─── Metin Bölümü ───
PKK YARI DEVLET HALİNE GELDİ
AKP’nin PKK’yı yarı devlet aşamasına getirdiğini belirten Çıray, “Yarı devlet aşamasına gelmiş bir güçten açıkça söz etmenin artık yanlış bir yanı yoktur. Bölücü terör örgütünü sırtında taşıyanlar tarih ve hukuk önünde yargılanacaklardır. Bütün bu cürümler zincirinin nihai sonucu devletin ayırıcı niteliği olarak egemenliğin zedelenmesi, bazı yerlerde tamamen devridir. Nitekim taşımalı sandık girişimi aynı zamanda bir toprak terki, egemenlik devri girişimidir. 7 Haziran seçimlerinde milletimiz AKP’nin bu ahlâk dışı gidişine ‘dur’ dedi. Ancak saray zorbası milletin iradesini kabullenmedi ve şimdi yeni bir seçime gidiyoruz” diye konuştu.


 
ZORBANIN SİFONU...
Çıray son dönemde basına uygulanan sansür ve şiddet için de konuştu. Çıray, “Gazetecilik şimdi yüz altmış yıllık tarihinin en karanlık dönemine girdi. Milletimizin haber alma özgürlüğüne peş peşe ağır darbeler indirildi. Yandaşları tarafından Allah’a şirk koşularak Allah’ın vasıflarını kendisinde topladığı iddia edilen saray zorbası medya patronlarından açık açık kurbanlar istedi. Bu emirleri yerine getirilmediği takdirde başlarına nasıl çoraplar örebileceğini uygulamalı olarak gösterdi.  17-25 Aralık’ın saray muktedirinde doğurduğu korkunun etkisi de böyle olmuştur. Özellikle 7 Haziran’dan sonra saray muktediri tek adam rejimini tahkim etmekte yandaş ve havuz medyasının yetmeyeceğini,  kendisine muhalif tek bir gazetenin, tek bir televizyon kanalının bile öngörülemez bir tehdit kaynağı olacağını düşünmeye başladı. Zorbalar korkularından paranoya üreten zulüm figürleridir. Bu paranoya onları yapılması imkansız olana kalkışmaya dahi sevk eder. Kısaca haberleşme ve iletişimin bütün türleri ve kanalları uzun zamandır bir zorbanın cenderesine girmiştir. Cendere 7 Haziran’dan bu yana her geçen gün biraz daha sıkıştırılmaktadır. Önce İpek Gurubu Medyası’na yapılan operasyonlar şimdi de Ahmet Hakan’ın uğradığı saldırı ve sürekli hedef gösterilen Aydın Doğan’ın haklı isyanı demokrasimizin içine gömüldüğü koyu karanlığın en son vahim örnekleridir. Saray muktediri sadece içeride değil dışarıda da yalnızlaşmıştır. Mesela saray muktediri bütün girişimlerine rağmen bu yılki Birleşmiş Milletler Genel Kurul toplantılarında Obama’dan randevu alamamıştır. Putin kendisini cami açılışına davet ettikten hemen sonra Suriye’de IŞİD’i bombalamaya başlamıştır. Bunun anlamı açıktır. Sarayın sifonu Putin’le paslaşarak çekilmektedir. Ama bu iş milletimizin işidir. Zorbanın sifonunu 1 Kasım’da yerli ve millî olanlar çekecektir. İşte biz bu nedenle 1 Kasım Genel Seçimlerinde bu koyulaşan karanlığın şafağı millet iradesi olacaktır” ifadelerini kullandı.
───
Yönergeler:
(a) Metin bölümünde "PKK YARI DEVLET" ile "ZORBANIN SİFONU..." arasındaki kısmı, bu iki ifade de dahil olmak üzere aynen alıntılayın.
(b) Metin bölümüne göre şu soruları cevaplayın:
(i) Taşımalı sandık girişimi aynı zamanda ne girişimi olarak nitelendiriliyor?
(ii) Gazeteciliğin kaç yıllık tarihinin en karanlık dönemine girdiği söyleniyor?
(iii) Saray muktedirinin bu yılki Birleşmiş Milletler Genel Kurul toplantılarında kimden randevu alamadığı belirtiliyor?
Buradan sonraki satırlar, metin bölümünden bağımsız ayrı bir malzemedir.
─── Veriler ───
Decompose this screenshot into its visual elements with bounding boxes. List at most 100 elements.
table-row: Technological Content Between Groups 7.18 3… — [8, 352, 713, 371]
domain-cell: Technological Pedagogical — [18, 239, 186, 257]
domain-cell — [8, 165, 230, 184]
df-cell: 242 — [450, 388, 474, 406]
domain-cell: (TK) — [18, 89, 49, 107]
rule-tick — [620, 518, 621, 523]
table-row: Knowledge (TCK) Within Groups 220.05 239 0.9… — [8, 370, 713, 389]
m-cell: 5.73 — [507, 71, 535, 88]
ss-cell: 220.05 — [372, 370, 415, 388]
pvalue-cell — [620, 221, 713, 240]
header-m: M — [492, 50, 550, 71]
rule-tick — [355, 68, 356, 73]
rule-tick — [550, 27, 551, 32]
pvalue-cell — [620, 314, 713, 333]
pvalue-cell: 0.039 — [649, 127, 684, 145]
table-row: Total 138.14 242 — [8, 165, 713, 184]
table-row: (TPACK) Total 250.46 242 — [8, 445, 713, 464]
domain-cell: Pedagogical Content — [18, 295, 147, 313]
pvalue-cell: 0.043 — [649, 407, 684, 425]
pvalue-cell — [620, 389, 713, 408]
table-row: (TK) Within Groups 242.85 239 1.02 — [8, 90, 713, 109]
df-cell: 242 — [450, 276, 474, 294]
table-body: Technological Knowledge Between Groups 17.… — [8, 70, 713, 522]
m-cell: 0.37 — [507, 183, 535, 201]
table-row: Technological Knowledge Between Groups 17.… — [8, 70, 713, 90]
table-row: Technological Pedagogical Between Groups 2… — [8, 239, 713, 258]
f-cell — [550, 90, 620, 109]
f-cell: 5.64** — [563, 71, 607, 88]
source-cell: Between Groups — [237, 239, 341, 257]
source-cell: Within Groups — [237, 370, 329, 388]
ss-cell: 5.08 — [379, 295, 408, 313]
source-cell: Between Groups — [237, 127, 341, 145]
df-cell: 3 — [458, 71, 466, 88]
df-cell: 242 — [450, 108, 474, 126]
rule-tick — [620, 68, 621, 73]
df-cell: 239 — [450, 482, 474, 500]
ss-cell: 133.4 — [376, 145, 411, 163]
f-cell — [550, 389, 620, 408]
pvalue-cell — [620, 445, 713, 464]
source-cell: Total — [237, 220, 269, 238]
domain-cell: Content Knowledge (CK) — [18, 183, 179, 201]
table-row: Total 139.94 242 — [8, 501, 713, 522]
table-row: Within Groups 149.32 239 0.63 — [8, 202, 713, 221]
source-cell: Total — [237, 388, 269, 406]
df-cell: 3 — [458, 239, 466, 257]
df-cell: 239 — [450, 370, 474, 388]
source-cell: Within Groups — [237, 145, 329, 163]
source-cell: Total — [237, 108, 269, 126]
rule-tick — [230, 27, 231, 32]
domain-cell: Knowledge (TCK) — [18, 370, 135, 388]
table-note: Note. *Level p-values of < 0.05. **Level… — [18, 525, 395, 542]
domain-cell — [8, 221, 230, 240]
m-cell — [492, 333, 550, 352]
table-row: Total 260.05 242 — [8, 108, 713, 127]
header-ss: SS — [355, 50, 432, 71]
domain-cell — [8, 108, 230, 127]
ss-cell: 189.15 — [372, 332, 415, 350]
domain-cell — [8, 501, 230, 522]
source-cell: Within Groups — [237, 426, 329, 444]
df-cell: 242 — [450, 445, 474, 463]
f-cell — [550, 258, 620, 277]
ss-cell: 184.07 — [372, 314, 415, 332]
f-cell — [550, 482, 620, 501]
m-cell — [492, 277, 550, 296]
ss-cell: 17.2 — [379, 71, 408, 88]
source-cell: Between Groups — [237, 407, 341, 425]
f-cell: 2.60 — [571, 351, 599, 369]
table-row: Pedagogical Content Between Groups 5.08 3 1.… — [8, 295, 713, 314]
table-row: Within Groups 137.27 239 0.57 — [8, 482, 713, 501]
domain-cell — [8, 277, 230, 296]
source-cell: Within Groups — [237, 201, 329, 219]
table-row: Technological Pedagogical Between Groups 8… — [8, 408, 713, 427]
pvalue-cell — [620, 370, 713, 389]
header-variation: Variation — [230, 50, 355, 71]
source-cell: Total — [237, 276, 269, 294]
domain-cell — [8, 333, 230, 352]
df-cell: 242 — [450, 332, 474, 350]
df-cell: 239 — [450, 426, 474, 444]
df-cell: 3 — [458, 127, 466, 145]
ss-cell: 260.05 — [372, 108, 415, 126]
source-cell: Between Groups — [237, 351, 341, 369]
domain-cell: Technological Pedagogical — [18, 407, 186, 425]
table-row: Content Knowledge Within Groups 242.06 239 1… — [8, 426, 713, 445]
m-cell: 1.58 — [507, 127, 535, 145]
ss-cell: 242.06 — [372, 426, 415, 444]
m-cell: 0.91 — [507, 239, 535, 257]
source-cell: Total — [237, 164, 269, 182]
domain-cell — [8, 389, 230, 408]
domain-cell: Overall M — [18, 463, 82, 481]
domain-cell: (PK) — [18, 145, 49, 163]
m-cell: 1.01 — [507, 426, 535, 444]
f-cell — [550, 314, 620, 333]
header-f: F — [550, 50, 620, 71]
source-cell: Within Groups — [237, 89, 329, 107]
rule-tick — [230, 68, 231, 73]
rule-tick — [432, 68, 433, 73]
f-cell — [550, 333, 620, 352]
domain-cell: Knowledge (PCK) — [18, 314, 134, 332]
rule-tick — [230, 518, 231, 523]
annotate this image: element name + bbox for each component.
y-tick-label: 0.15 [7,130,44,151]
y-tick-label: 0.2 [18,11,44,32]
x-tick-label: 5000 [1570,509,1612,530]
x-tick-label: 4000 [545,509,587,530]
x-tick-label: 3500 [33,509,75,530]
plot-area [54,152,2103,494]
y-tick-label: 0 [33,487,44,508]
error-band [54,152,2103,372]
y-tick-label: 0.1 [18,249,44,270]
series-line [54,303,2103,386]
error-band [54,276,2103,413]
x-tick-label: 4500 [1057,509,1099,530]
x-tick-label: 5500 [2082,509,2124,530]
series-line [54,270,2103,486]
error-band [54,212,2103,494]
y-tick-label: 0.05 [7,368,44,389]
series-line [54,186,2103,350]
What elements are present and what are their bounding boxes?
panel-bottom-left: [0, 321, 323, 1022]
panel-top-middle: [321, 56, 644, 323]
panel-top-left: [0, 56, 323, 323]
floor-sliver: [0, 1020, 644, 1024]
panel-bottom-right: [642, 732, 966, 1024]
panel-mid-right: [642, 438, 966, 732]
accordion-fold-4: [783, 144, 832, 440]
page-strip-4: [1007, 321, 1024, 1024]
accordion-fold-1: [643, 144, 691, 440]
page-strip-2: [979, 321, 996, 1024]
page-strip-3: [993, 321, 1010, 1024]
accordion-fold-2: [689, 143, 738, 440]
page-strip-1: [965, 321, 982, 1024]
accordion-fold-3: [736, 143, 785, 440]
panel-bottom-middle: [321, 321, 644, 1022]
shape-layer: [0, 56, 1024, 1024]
───
Cevaplar:
(a)
PKK YARI DEVLET HALİNE GELDİ
AKP’nin PKK’yı yarı devlet aşamasına getirdiğini belirten Çıray, “Yarı devlet aşamasına gelmiş bir güçten açıkça söz etmenin artık yanlış bir yanı yoktur. Bölücü terör örgütünü sırtında taşıyanlar tarih ve hukuk önünde yargılanacaklardır. Bütün bu cürümler zincirinin nihai sonucu devletin ayırıcı niteliği olarak egemenliğin zedelenmesi, bazı yerlerde tamamen devridir. Nitekim taşımalı sandık girişimi aynı zamanda bir toprak terki, egemenlik devri girişimidir. 7 Haziran seçimlerinde milletimiz AKP’nin bu ahlâk dışı gidişine ‘dur’ dedi. Ancak saray zorbası milletin iradesini kabullenmedi ve şimdi yeni bir seçime gidiyoruz” diye konuştu.


 
ZORBANIN SİFONU...

(b)
(i) Bir toprak terki, egemenlik devri girişimi.
(ii) Yüz altmış yıllık.
(iii) Obama'dan.